Please repeat all of the lines that follow, exactly as written.

[Dataset items]
** START **

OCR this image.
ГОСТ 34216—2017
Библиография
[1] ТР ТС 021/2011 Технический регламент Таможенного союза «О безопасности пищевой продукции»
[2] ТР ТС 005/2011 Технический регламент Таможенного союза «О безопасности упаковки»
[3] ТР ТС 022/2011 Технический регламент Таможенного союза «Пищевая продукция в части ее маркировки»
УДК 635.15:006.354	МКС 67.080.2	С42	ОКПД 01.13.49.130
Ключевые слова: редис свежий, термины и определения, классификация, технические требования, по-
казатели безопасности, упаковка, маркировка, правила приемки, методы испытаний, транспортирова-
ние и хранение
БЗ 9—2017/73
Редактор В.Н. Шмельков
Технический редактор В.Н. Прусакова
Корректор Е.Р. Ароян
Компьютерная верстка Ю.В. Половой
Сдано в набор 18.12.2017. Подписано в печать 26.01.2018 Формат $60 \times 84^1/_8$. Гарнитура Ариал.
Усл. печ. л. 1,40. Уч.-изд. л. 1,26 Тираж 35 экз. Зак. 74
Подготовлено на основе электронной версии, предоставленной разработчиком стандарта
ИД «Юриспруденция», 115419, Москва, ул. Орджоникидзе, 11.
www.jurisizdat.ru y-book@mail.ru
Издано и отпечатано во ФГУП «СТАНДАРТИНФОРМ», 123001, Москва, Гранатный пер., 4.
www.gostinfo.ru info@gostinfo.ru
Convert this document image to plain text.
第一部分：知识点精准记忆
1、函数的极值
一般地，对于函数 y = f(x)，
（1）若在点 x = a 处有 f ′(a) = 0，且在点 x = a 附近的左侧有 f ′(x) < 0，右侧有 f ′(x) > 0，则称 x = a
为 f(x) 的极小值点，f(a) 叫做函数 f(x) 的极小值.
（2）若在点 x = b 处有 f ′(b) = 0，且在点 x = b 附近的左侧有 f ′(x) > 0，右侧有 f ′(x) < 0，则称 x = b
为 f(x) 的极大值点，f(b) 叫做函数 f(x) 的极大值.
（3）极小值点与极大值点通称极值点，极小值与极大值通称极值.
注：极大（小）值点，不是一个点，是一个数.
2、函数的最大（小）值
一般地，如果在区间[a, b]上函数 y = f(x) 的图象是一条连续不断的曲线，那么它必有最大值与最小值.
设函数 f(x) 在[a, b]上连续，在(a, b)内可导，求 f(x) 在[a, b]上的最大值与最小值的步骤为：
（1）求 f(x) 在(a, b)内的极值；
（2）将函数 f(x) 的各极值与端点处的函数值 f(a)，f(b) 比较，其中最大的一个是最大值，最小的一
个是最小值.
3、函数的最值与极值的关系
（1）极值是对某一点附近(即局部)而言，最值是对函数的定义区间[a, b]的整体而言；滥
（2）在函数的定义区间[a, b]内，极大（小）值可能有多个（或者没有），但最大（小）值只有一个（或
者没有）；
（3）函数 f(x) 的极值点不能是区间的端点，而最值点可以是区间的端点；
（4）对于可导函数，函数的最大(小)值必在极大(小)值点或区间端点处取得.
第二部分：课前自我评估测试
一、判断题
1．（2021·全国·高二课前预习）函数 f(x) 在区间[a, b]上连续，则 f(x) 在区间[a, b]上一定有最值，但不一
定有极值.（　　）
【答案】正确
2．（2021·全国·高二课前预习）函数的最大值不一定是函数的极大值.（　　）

** END **

Task response |
OCR this image.
ГОСТ 34216—2017
Библиография
[1] ТР ТС 021/2011 Технический регламент Таможенного союза «О безопасности пищевой продукции»
[2] ТР ТС 005/2011 Технический регламент Таможенного союза «О безопасности упаковки»
[3] ТР ТС 022/2011 Технический регламент Таможенного союза «Пищевая продукция в части ее маркировки»
УДК 635.15:006.354	МКС 67.080.2	С42	ОКПД 01.13.49.130
Ключевые слова: редис свежий, термины и определения, классификация, технические требования, по-
казатели безопасности, упаковка, маркировка, правила приемки, методы испытаний, транспортирова-
ние и хранение
БЗ 9—2017/73
Редактор В.Н. Шмельков
Технический редактор В.Н. Прусакова
Корректор Е.Р. Ароян
Компьютерная верстка Ю.В. Половой
Сдано в набор 18.12.2017. Подписано в печать 26.01.2018 Формат $60 \times 84^1/_8$. Гарнитура Ариал.
Усл. печ. л. 1,40. Уч.-изд. л. 1,26 Тираж 35 экз. Зак. 74
Подготовлено на основе электронной версии, предоставленной разработчиком стандарта
ИД «Юриспруденция», 115419, Москва, ул. Орджоникидзе, 11.
www.jurisizdat.ru y-book@mail.ru
Издано и отпечатано во ФГУП «СТАНДАРТИНФОРМ», 123001, Москва, Гранатный пер., 4.
www.gostinfo.ru info@gostinfo.ru
Convert this document image to plain text.
第一部分：知识点精准记忆
1、函数的极值
一般地，对于函数 y = f(x)，
（1）若在点 x = a 处有 f ′(a) = 0，且在点 x = a 附近的左侧有 f ′(x) < 0，右侧有 f ′(x) > 0，则称 x = a
为 f(x) 的极小值点，f(a) 叫做函数 f(x) 的极小值.
（2）若在点 x = b 处有 f ′(b) = 0，且在点 x = b 附近的左侧有 f ′(x) > 0，右侧有 f ′(x) < 0，则称 x = b
为 f(x) 的极大值点，f(b) 叫做函数 f(x) 的极大值.
（3）极小值点与极大值点通称极值点，极小值与极大值通称极值.
注：极大（小）值点，不是一个点，是一个数.
2、函数的最大（小）值
一般地，如果在区间[a, b]上函数 y = f(x) 的图象是一条连续不断的曲线，那么它必有最大值与最小值.
设函数 f(x) 在[a, b]上连续，在(a, b)内可导，求 f(x) 在[a, b]上的最大值与最小值的步骤为：
（1）求 f(x) 在(a, b)内的极值；
（2）将函数 f(x) 的各极值与端点处的函数值 f(a)，f(b) 比较，其中最大的一个是最大值，最小的一
个是最小值.
3、函数的最值与极值的关系
（1）极值是对某一点附近(即局部)而言，最值是对函数的定义区间[a, b]的整体而言；滥
（2）在函数的定义区间[a, b]内，极大（小）值可能有多个（或者没有），但最大（小）值只有一个（或
者没有）；
（3）函数 f(x) 的极值点不能是区间的端点，而最值点可以是区间的端点；
（4）对于可导函数，函数的最大(小)值必在极大(小)值点或区间端点处取得.
第二部分：课前自我评估测试
一、判断题
1．（2021·全国·高二课前预习）函数 f(x) 在区间[a, b]上连续，则 f(x) 在区间[a, b]上一定有最值，但不一
定有极值.（　　）
【答案】正确
2．（2021·全国·高二课前预习）函数的最大值不一定是函数的极大值.（　　）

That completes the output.